DATA SHOWN:
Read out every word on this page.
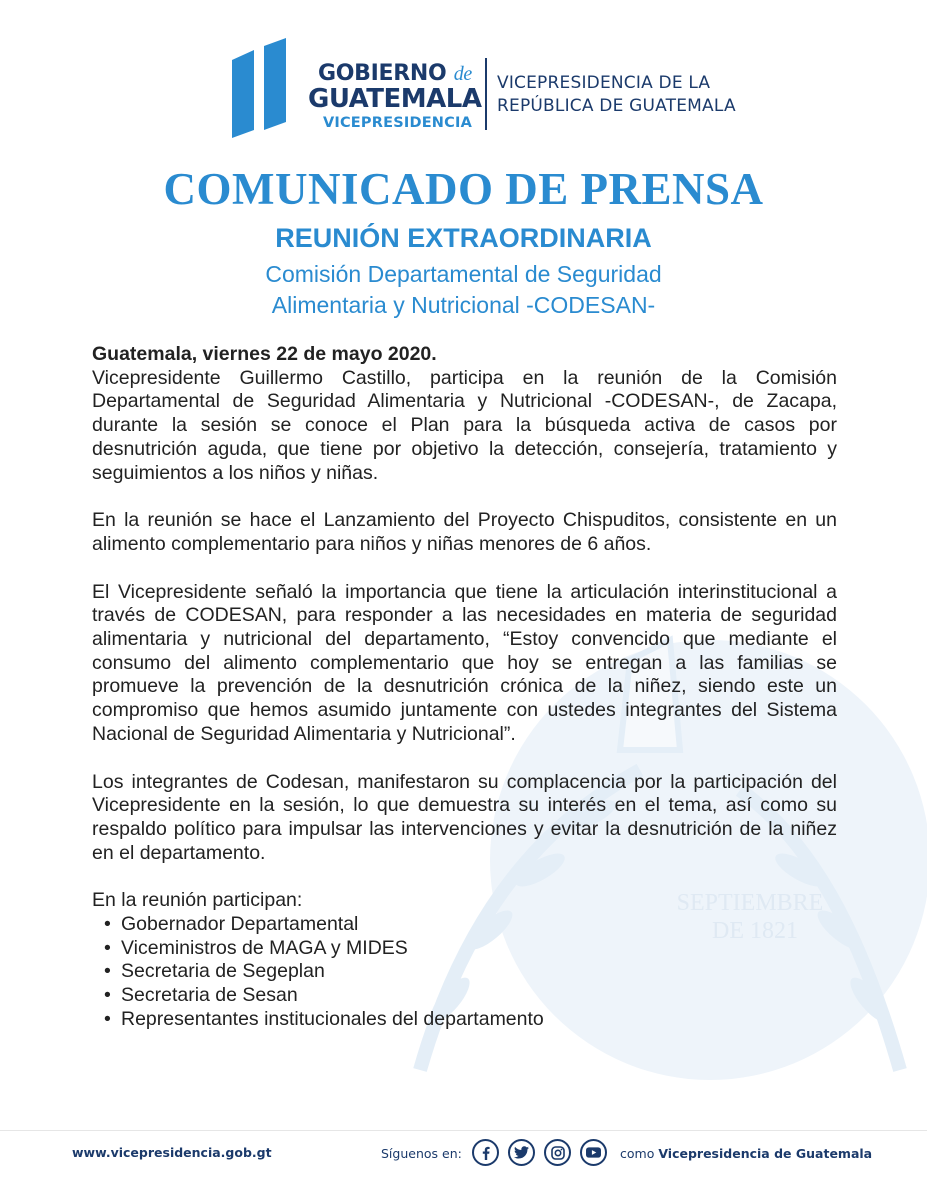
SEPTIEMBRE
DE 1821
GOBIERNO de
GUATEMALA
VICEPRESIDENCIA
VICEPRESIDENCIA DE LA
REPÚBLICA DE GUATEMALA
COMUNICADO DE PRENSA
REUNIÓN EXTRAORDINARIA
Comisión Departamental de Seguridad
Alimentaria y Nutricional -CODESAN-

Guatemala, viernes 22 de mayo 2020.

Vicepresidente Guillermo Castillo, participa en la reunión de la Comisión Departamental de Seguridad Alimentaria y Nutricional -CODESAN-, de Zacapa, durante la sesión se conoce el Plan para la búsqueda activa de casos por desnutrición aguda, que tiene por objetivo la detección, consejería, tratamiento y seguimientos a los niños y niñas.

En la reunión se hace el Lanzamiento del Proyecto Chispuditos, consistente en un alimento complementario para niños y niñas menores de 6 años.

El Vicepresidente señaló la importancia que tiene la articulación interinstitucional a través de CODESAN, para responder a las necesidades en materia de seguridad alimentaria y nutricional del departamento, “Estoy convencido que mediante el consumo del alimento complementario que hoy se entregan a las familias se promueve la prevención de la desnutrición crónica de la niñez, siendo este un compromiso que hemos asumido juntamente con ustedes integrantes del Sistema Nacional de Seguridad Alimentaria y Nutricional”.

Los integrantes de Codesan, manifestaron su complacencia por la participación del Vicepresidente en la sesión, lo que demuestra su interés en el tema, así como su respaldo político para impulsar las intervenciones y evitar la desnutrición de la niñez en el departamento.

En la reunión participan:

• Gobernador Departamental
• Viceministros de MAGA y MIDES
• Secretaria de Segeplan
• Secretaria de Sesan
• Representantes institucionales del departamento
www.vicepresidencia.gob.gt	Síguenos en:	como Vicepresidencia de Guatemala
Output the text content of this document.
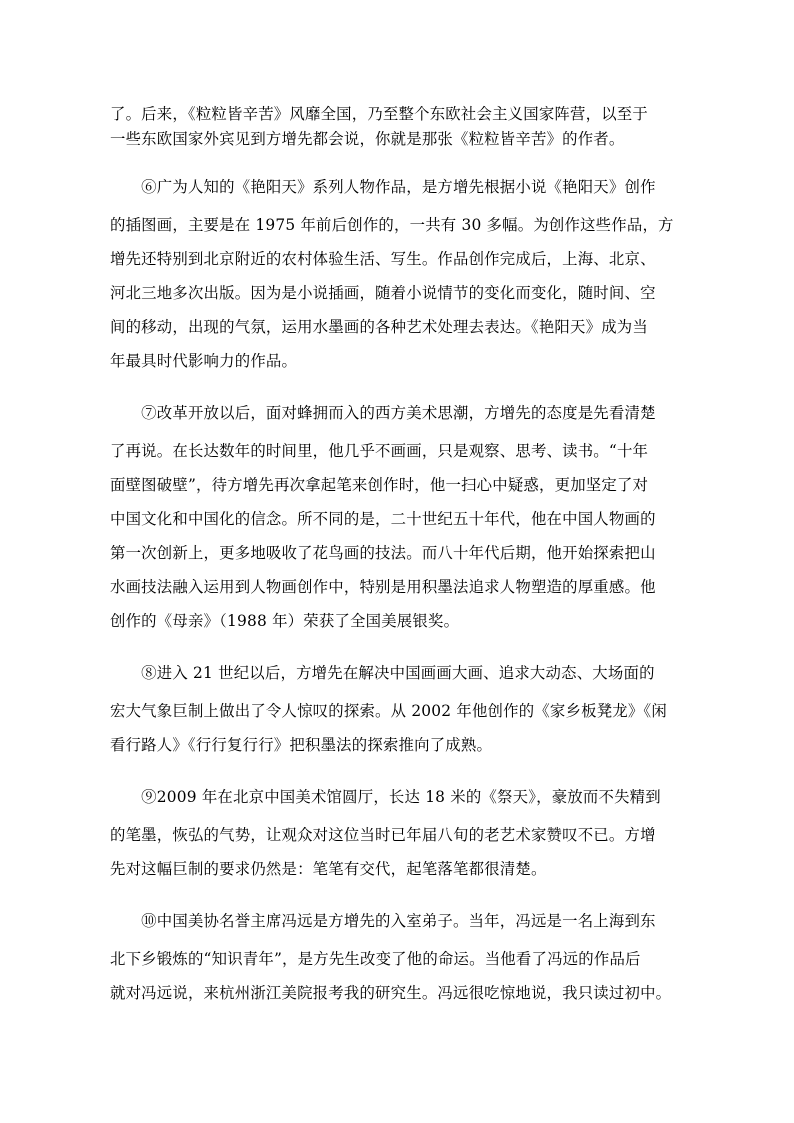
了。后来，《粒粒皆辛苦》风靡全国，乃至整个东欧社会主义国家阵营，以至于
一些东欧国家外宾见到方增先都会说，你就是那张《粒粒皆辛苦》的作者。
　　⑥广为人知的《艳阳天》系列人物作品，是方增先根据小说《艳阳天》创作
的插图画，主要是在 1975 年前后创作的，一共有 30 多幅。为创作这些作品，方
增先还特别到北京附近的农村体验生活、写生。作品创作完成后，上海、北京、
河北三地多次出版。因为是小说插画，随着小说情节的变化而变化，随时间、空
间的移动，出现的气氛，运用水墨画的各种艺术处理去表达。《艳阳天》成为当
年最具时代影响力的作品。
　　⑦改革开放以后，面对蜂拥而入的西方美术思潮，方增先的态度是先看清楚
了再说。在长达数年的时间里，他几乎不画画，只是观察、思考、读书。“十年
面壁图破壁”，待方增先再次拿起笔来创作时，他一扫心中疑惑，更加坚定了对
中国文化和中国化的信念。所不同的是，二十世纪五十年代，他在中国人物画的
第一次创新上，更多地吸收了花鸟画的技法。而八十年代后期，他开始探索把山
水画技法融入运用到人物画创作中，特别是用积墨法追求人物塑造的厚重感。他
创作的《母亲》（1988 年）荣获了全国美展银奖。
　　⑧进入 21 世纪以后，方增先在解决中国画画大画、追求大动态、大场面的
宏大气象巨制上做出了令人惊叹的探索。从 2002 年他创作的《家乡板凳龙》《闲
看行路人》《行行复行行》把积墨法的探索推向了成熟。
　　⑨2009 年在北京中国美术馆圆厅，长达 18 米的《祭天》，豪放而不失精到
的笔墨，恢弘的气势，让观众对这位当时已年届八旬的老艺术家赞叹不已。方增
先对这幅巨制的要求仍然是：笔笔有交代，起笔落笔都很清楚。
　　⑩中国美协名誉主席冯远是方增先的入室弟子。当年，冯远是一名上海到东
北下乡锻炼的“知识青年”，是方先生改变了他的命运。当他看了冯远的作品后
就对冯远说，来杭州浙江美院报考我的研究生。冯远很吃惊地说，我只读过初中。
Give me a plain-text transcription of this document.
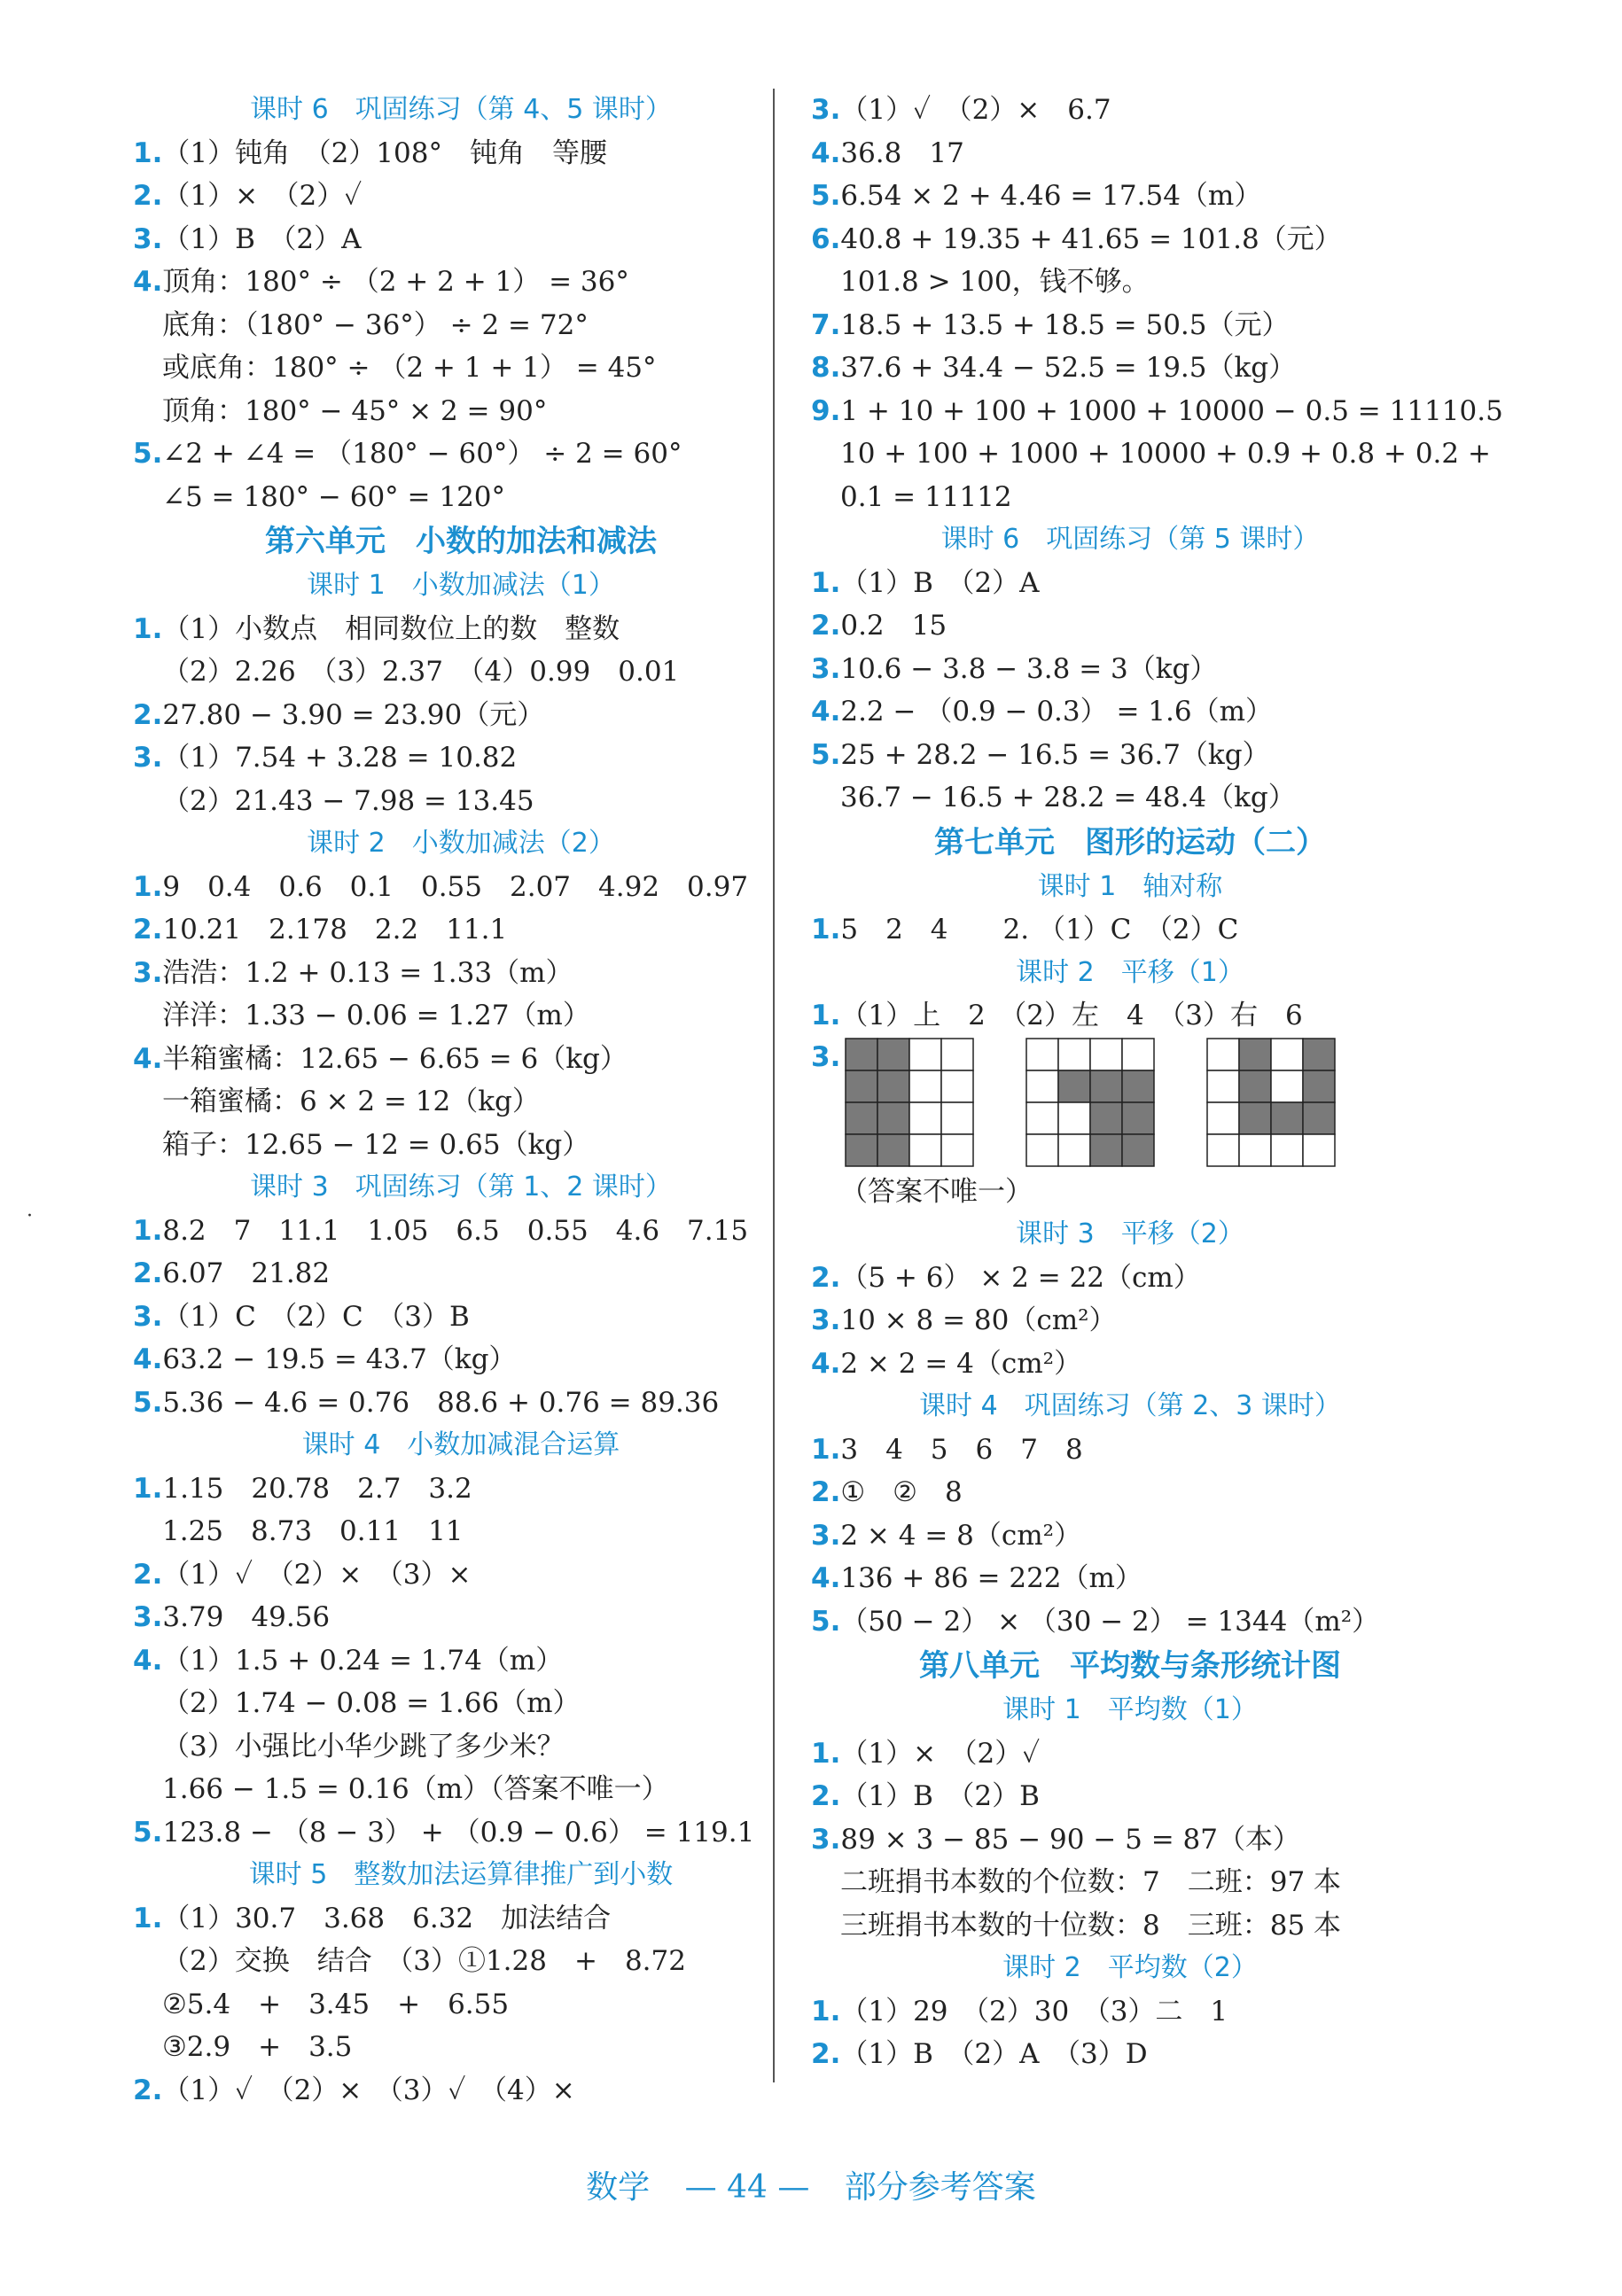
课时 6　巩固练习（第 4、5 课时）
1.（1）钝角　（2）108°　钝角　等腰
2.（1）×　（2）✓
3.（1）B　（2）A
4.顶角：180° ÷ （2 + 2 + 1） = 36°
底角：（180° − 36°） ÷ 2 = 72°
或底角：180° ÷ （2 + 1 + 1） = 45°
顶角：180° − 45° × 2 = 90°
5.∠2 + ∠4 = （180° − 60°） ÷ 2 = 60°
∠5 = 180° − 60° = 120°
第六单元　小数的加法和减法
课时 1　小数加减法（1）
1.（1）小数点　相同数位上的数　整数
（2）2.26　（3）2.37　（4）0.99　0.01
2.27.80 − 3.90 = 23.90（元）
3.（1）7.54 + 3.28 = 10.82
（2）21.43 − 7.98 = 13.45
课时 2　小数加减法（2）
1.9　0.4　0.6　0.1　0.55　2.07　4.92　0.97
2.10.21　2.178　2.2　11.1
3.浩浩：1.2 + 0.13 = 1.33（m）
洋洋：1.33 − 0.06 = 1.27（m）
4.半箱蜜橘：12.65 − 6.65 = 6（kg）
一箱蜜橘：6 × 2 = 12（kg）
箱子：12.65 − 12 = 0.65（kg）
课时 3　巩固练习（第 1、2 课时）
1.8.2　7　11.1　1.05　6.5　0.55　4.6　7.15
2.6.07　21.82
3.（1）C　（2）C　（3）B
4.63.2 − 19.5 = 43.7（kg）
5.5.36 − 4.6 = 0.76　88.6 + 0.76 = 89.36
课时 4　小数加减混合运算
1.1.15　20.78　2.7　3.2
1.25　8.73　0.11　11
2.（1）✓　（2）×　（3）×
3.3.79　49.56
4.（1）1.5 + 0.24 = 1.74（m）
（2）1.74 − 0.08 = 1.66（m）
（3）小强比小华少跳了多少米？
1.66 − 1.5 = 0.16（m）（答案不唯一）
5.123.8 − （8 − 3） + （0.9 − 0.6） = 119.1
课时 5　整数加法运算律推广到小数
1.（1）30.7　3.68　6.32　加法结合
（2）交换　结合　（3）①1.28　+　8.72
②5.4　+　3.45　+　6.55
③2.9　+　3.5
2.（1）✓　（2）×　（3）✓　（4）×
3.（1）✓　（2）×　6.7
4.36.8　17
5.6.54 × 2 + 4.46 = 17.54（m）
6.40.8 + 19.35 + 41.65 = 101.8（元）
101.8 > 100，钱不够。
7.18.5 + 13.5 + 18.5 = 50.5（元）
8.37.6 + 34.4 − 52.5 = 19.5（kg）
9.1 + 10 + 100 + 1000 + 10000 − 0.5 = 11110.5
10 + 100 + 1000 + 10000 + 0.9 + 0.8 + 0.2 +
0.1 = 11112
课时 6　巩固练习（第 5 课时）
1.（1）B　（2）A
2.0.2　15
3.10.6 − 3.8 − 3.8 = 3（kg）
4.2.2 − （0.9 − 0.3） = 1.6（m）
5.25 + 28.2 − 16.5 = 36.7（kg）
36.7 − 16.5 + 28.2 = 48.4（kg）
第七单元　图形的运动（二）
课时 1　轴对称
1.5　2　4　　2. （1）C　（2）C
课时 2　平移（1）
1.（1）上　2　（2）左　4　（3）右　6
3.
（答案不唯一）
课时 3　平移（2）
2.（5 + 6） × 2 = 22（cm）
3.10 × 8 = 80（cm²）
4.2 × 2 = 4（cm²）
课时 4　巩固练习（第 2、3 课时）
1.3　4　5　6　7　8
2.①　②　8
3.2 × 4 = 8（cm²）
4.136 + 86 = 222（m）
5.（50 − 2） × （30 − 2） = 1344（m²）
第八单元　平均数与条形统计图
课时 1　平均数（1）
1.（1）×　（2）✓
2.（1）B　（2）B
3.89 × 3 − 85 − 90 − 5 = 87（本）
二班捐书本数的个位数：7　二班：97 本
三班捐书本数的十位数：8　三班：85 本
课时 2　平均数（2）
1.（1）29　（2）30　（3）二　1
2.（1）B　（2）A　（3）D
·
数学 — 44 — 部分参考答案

PROBLEM DETAILS:
Collect the lines that hold "粒粒皆辛苦".

THE REPLY:
了。后来，《粒粒皆辛苦》风靡全国，乃至整个东欧社会主义国家阵营，以至于
一些东欧国家外宾见到方增先都会说，你就是那张《粒粒皆辛苦》的作者。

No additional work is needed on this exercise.